*Job:* Reproduce the entries word for word, and omit any picture you find in them.

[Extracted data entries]

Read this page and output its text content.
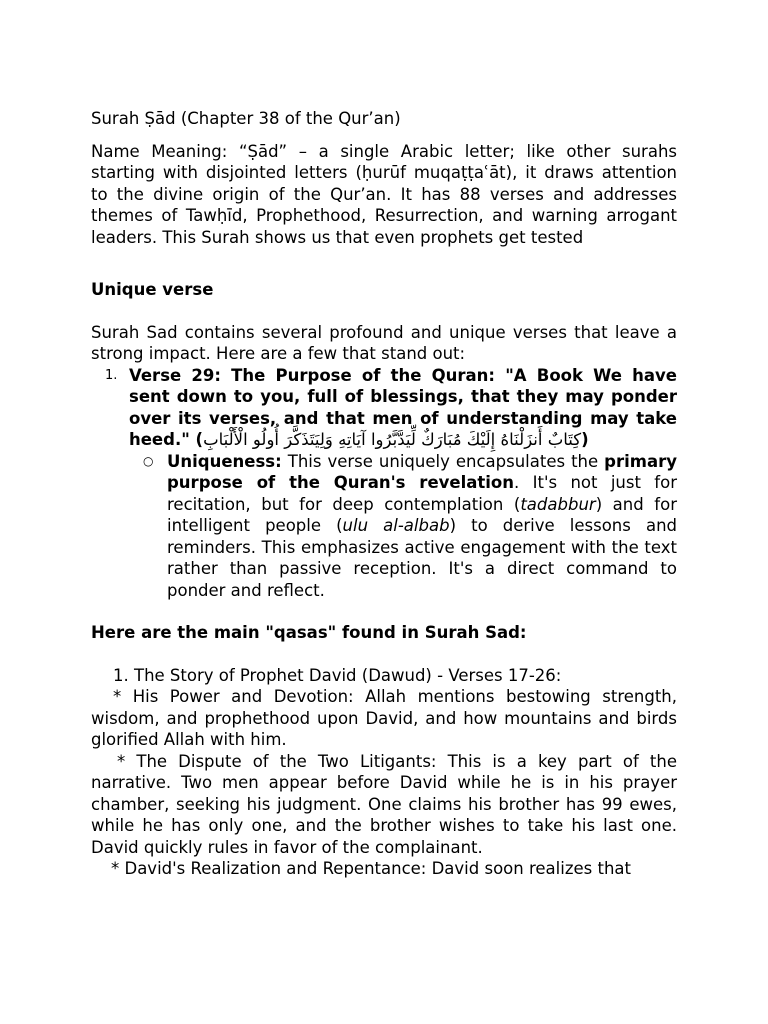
Surah Ṣād (Chapter 38 of the Qur’an)

Name Meaning: “Ṣād” – a single Arabic letter; like other surahs starting with disjointed letters (ḥurūf muqaṭṭaʿāt), it draws attention to the divine origin of the Qur’an. It has 88 verses and addresses themes of Tawḥīd, Prophethood, Resurrection, and warning arrogant leaders. This Surah shows us that even prophets get tested

Unique verse

Surah Sad contains several profound and unique verses that leave a strong impact. Here are a few that stand out:

1. Verse 29: The Purpose of the Quran: "A Book We have sent down to you, full of blessings, that they may ponder over its verses, and that men of understanding may take heed." (كِتَابٌ أَنزَلْنَاهُ إِلَيْكَ مُبَارَكٌ لِّيَدَّبَّرُوا آيَاتِهِ وَلِيَتَذَكَّرَ أُولُو الْأَلْبَابِ)
○ Uniqueness: This verse uniquely encapsulates the primary purpose of the Quran's revelation. It's not just for recitation, but for deep contemplation (tadabbur) and for intelligent people (ulu al-albab) to derive lessons and reminders. This emphasizes active engagement with the text rather than passive reception. It's a direct command to ponder and reflect.

Here are the main "qasas" found in Surah Sad:

1. The Story of Prophet David (Dawud) - Verses 17-26:

* His Power and Devotion: Allah mentions bestowing strength, wisdom, and prophethood upon David, and how mountains and birds glorified Allah with him.

* The Dispute of the Two Litigants: This is a key part of the narrative. Two men appear before David while he is in his prayer chamber, seeking his judgment. One claims his brother has 99 ewes, while he has only one, and the brother wishes to take his last one. David quickly rules in favor of the complainant.

* David's Realization and Repentance: David soon realizes that
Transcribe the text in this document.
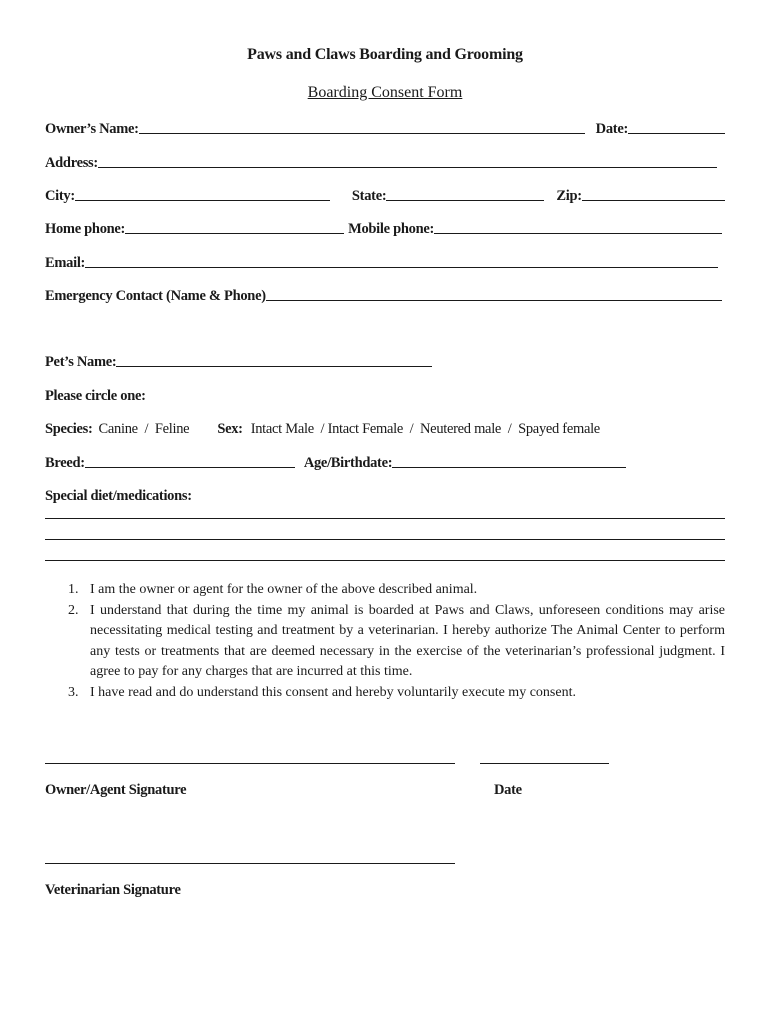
Paws and Claws Boarding and Grooming
Boarding Consent Form
Owner’s Name:	Date:
Address:
City:	State:	Zip:
Home phone:	Mobile phone:
Email:
Emergency Contact (Name & Phone)
Pet’s Name:
Please circle one:
Species: Canine / Feline Sex: Intact Male / Intact Female / Neutered male / Spayed female
Breed:	Age/Birthdate:
Special diet/medications:
1. I am the owner or agent for the owner of the above described animal.
2. I understand that during the time my animal is boarded at Paws and Claws, unforeseen conditions may arise necessitating medical testing and treatment by a veterinarian. I hereby authorize The Animal Center to perform any tests or treatments that are deemed necessary in the exercise of the veterinarian’s professional judgment. I agree to pay for any charges that are incurred at this time.
3. I have read and do understand this consent and hereby voluntarily execute my consent.
Owner/Agent Signature	Date
Veterinarian Signature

*Written response:*
Read this page and output its text content.
Surah Ṣād (Chapter 38 of the Qur’an)

Name Meaning: “Ṣād” – a single Arabic letter; like other surahs starting with disjointed letters (ḥurūf muqaṭṭaʿāt), it draws attention to the divine origin of the Qur’an. It has 88 verses and addresses themes of Tawḥīd, Prophethood, Resurrection, and warning arrogant leaders. This Surah shows us that even prophets get tested

Unique verse

Surah Sad contains several profound and unique verses that leave a strong impact. Here are a few that stand out:

1. Verse 29: The Purpose of the Quran: "A Book We have sent down to you, full of blessings, that they may ponder over its verses, and that men of understanding may take heed." (كِتَابٌ أَنزَلْنَاهُ إِلَيْكَ مُبَارَكٌ لِّيَدَّبَّرُوا آيَاتِهِ وَلِيَتَذَكَّرَ أُولُو الْأَلْبَابِ)
○ Uniqueness: This verse uniquely encapsulates the primary purpose of the Quran's revelation. It's not just for recitation, but for deep contemplation (tadabbur) and for intelligent people (ulu al-albab) to derive lessons and reminders. This emphasizes active engagement with the text rather than passive reception. It's a direct command to ponder and reflect.

Here are the main "qasas" found in Surah Sad:

1. The Story of Prophet David (Dawud) - Verses 17-26:

* His Power and Devotion: Allah mentions bestowing strength, wisdom, and prophethood upon David, and how mountains and birds glorified Allah with him.

* The Dispute of the Two Litigants: This is a key part of the narrative. Two men appear before David while he is in his prayer chamber, seeking his judgment. One claims his brother has 99 ewes, while he has only one, and the brother wishes to take his last one. David quickly rules in favor of the complainant.

* David's Realization and Repentance: David soon realizes that
Transcribe the text in this document.
Paws and Claws Boarding and Grooming
Boarding Consent Form
Owner’s Name:	Date:
Address:
City:	State:	Zip:
Home phone:	Mobile phone:
Email:
Emergency Contact (Name & Phone)
Pet’s Name:
Please circle one:
Species: Canine / Feline Sex: Intact Male / Intact Female / Neutered male / Spayed female
Breed:	Age/Birthdate:
Special diet/medications:
1. I am the owner or agent for the owner of the above described animal.
2. I understand that during the time my animal is boarded at Paws and Claws, unforeseen conditions may arise necessitating medical testing and treatment by a veterinarian. I hereby authorize The Animal Center to perform any tests or treatments that are deemed necessary in the exercise of the veterinarian’s professional judgment. I agree to pay for any charges that are incurred at this time.
3. I have read and do understand this consent and hereby voluntarily execute my consent.
Owner/Agent Signature	Date
Veterinarian Signature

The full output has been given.